### INPUT MATERIAL
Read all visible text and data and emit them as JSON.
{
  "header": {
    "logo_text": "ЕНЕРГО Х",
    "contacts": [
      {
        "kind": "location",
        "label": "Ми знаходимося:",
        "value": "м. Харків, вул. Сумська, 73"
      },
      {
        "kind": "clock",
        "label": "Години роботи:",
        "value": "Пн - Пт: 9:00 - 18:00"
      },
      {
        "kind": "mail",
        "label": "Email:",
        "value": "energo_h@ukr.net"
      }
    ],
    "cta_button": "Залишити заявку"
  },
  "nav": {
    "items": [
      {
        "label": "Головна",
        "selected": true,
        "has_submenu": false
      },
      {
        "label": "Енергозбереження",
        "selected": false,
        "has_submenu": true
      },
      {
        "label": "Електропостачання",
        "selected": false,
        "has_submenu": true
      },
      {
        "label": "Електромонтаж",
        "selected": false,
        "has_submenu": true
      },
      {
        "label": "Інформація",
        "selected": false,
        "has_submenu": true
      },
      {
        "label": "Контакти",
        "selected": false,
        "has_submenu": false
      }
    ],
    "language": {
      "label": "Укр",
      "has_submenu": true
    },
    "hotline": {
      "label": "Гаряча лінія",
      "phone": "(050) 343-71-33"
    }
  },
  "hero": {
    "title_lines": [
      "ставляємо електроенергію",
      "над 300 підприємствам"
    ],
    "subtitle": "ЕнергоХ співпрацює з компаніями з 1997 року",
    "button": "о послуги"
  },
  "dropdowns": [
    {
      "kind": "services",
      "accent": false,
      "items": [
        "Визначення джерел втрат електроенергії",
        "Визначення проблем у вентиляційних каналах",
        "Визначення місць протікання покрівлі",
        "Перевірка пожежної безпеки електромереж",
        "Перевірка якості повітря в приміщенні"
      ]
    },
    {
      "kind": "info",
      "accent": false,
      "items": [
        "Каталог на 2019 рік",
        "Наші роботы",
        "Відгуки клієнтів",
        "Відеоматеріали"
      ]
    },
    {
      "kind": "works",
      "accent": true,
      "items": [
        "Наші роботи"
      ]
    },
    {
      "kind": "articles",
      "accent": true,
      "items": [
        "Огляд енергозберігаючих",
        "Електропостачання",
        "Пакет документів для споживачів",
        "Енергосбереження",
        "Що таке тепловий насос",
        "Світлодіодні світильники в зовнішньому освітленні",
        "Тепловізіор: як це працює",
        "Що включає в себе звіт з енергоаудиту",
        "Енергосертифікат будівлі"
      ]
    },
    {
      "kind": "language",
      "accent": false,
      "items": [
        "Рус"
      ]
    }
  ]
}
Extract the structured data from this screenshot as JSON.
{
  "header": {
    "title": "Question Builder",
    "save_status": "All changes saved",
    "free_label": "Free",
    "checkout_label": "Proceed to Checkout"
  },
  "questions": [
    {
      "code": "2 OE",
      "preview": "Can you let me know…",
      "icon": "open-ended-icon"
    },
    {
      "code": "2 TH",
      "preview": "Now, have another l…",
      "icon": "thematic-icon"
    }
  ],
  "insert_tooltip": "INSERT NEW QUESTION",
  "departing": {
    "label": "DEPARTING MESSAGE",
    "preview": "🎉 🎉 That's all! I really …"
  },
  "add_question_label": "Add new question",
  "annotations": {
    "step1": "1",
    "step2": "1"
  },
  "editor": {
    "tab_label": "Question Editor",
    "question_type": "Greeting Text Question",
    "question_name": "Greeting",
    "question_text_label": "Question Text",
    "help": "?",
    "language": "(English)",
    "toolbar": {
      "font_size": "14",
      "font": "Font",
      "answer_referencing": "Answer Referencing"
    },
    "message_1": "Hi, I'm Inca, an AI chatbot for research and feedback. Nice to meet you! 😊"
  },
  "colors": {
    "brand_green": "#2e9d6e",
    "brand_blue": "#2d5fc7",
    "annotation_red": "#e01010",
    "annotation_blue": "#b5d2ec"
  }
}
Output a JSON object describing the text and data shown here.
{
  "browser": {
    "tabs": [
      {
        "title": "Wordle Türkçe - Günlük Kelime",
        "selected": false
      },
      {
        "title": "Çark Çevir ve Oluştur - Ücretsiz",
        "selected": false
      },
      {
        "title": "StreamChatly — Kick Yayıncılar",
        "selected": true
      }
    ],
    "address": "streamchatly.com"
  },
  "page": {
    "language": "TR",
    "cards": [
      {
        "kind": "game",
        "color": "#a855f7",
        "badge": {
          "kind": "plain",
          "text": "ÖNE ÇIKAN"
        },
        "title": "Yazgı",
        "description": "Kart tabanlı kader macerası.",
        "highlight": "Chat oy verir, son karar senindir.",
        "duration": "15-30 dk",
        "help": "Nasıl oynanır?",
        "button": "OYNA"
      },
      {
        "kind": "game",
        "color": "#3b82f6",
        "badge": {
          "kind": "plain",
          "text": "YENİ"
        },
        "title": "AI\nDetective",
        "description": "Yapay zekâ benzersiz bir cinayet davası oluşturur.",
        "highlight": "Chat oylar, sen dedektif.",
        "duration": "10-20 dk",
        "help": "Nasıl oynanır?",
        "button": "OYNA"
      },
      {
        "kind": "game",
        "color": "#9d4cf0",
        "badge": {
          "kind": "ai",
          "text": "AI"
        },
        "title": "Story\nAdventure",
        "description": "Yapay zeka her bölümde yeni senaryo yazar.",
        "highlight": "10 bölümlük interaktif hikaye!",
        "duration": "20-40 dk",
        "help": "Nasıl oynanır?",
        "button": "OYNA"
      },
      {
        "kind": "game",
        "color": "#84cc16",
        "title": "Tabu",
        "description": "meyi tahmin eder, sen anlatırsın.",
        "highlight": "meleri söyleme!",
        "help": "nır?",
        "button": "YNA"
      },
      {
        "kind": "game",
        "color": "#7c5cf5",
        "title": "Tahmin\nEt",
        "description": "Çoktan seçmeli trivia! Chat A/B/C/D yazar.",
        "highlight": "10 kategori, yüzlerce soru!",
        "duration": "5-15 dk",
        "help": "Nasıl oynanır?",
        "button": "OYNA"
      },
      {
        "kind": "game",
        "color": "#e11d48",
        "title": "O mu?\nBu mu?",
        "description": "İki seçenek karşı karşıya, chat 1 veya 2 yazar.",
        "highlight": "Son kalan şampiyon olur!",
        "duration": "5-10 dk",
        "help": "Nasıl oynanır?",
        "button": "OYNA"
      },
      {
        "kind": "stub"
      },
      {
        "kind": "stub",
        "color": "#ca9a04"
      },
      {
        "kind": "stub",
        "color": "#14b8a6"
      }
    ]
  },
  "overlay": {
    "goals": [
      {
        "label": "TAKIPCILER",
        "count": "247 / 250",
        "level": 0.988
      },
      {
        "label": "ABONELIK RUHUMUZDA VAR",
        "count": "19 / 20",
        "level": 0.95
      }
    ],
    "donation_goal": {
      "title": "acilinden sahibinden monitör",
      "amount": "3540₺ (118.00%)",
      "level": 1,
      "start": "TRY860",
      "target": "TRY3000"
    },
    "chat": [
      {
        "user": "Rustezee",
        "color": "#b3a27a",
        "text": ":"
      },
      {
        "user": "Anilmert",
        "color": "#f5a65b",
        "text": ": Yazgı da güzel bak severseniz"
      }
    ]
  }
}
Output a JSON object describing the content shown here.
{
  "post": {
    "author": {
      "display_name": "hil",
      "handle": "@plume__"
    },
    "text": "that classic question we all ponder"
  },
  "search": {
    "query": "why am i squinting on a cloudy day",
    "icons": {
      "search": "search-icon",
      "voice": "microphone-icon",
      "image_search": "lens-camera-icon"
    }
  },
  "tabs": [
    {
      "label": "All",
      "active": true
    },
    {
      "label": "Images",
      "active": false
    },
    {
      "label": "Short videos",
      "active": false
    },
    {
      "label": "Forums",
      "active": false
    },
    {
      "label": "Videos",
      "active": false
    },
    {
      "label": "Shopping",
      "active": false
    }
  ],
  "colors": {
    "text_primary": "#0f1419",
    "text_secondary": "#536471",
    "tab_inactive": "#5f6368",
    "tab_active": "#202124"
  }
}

### PROBLEM DETAILS
From the records above, report the count of lines containing "describing" and nothing more.

### TASK SOLUTION
2